Records for this task >>
-----
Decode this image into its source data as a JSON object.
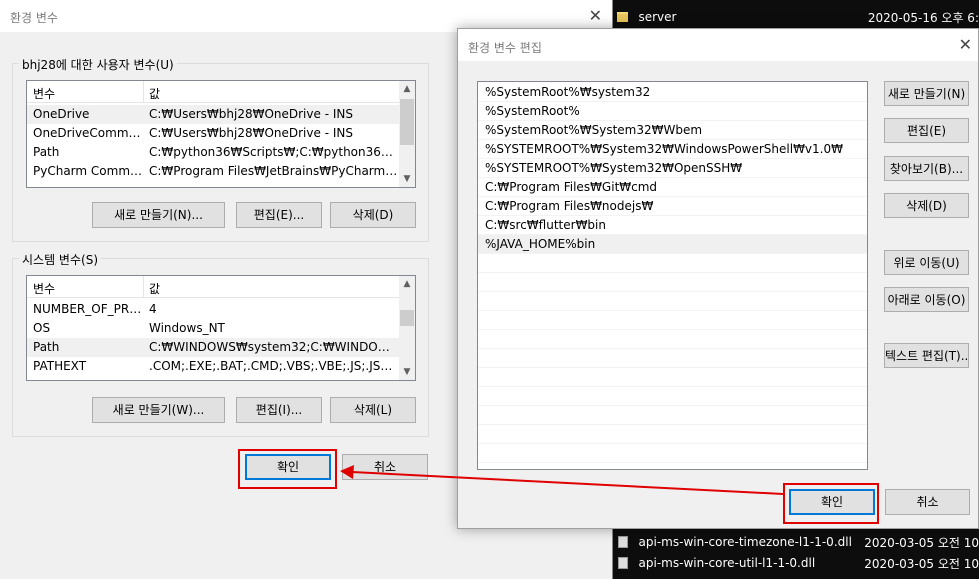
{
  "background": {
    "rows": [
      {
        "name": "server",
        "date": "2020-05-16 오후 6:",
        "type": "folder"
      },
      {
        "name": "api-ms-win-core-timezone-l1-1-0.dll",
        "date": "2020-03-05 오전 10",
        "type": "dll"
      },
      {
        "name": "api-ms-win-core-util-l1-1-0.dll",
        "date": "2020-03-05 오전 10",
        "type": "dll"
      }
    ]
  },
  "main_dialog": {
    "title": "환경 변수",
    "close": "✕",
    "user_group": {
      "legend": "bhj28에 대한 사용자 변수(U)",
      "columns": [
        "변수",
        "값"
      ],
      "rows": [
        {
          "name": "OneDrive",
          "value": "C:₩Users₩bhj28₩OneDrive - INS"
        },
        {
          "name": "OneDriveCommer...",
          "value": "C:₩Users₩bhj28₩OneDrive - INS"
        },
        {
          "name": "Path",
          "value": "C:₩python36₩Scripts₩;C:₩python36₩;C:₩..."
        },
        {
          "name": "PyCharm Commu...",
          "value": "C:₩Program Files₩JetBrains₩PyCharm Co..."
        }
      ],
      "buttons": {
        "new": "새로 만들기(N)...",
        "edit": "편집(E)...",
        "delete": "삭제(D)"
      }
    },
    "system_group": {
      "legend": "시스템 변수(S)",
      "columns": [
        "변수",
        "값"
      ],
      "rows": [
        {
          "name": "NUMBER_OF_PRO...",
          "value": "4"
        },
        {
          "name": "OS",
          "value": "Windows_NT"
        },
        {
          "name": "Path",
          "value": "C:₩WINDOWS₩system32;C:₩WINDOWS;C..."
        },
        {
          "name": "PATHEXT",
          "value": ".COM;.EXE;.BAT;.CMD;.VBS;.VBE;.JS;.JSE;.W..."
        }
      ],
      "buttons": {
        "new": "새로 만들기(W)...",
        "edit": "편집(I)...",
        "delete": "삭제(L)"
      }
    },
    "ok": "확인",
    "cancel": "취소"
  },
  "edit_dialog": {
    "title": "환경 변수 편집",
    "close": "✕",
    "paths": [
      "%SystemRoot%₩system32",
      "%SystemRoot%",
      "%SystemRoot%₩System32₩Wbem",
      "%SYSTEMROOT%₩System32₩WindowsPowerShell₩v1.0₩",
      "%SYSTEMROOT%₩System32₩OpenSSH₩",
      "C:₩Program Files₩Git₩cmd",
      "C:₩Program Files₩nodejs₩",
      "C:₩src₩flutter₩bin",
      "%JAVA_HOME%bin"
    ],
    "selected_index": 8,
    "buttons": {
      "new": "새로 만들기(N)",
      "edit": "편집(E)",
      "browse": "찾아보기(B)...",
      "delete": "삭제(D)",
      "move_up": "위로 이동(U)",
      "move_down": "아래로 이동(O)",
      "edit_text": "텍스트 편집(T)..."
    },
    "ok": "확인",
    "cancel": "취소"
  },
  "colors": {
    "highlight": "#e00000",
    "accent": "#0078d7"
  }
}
-----
Instruction >> Set the listing down in full and exactly. Pictures within it should not appear in the copy.

Response >>
Decode this image into its source data as a JSON object.
{
  "background": {
    "rows": [
      {
        "name": "server",
        "date": "2020-05-16 오후 6:",
        "type": "folder"
      },
      {
        "name": "api-ms-win-core-timezone-l1-1-0.dll",
        "date": "2020-03-05 오전 10",
        "type": "dll"
      },
      {
        "name": "api-ms-win-core-util-l1-1-0.dll",
        "date": "2020-03-05 오전 10",
        "type": "dll"
      }
    ]
  },
  "main_dialog": {
    "title": "환경 변수",
    "close": "✕",
    "user_group": {
      "legend": "bhj28에 대한 사용자 변수(U)",
      "columns": [
        "변수",
        "값"
      ],
      "rows": [
        {
          "name": "OneDrive",
          "value": "C:₩Users₩bhj28₩OneDrive - INS"
        },
        {
          "name": "OneDriveCommer...",
          "value": "C:₩Users₩bhj28₩OneDrive - INS"
        },
        {
          "name": "Path",
          "value": "C:₩python36₩Scripts₩;C:₩python36₩;C:₩..."
        },
        {
          "name": "PyCharm Commu...",
          "value": "C:₩Program Files₩JetBrains₩PyCharm Co..."
        }
      ],
      "buttons": {
        "new": "새로 만들기(N)...",
        "edit": "편집(E)...",
        "delete": "삭제(D)"
      }
    },
    "system_group": {
      "legend": "시스템 변수(S)",
      "columns": [
        "변수",
        "값"
      ],
      "rows": [
        {
          "name": "NUMBER_OF_PRO...",
          "value": "4"
        },
        {
          "name": "OS",
          "value": "Windows_NT"
        },
        {
          "name": "Path",
          "value": "C:₩WINDOWS₩system32;C:₩WINDOWS;C..."
        },
        {
          "name": "PATHEXT",
          "value": ".COM;.EXE;.BAT;.CMD;.VBS;.VBE;.JS;.JSE;.W..."
        }
      ],
      "buttons": {
        "new": "새로 만들기(W)...",
        "edit": "편집(I)...",
        "delete": "삭제(L)"
      }
    },
    "ok": "확인",
    "cancel": "취소"
  },
  "edit_dialog": {
    "title": "환경 변수 편집",
    "close": "✕",
    "paths": [
      "%SystemRoot%₩system32",
      "%SystemRoot%",
      "%SystemRoot%₩System32₩Wbem",
      "%SYSTEMROOT%₩System32₩WindowsPowerShell₩v1.0₩",
      "%SYSTEMROOT%₩System32₩OpenSSH₩",
      "C:₩Program Files₩Git₩cmd",
      "C:₩Program Files₩nodejs₩",
      "C:₩src₩flutter₩bin",
      "%JAVA_HOME%bin"
    ],
    "selected_index": 8,
    "buttons": {
      "new": "새로 만들기(N)",
      "edit": "편집(E)",
      "browse": "찾아보기(B)...",
      "delete": "삭제(D)",
      "move_up": "위로 이동(U)",
      "move_down": "아래로 이동(O)",
      "edit_text": "텍스트 편집(T)..."
    },
    "ok": "확인",
    "cancel": "취소"
  },
  "colors": {
    "highlight": "#e00000",
    "accent": "#0078d7"
  }
}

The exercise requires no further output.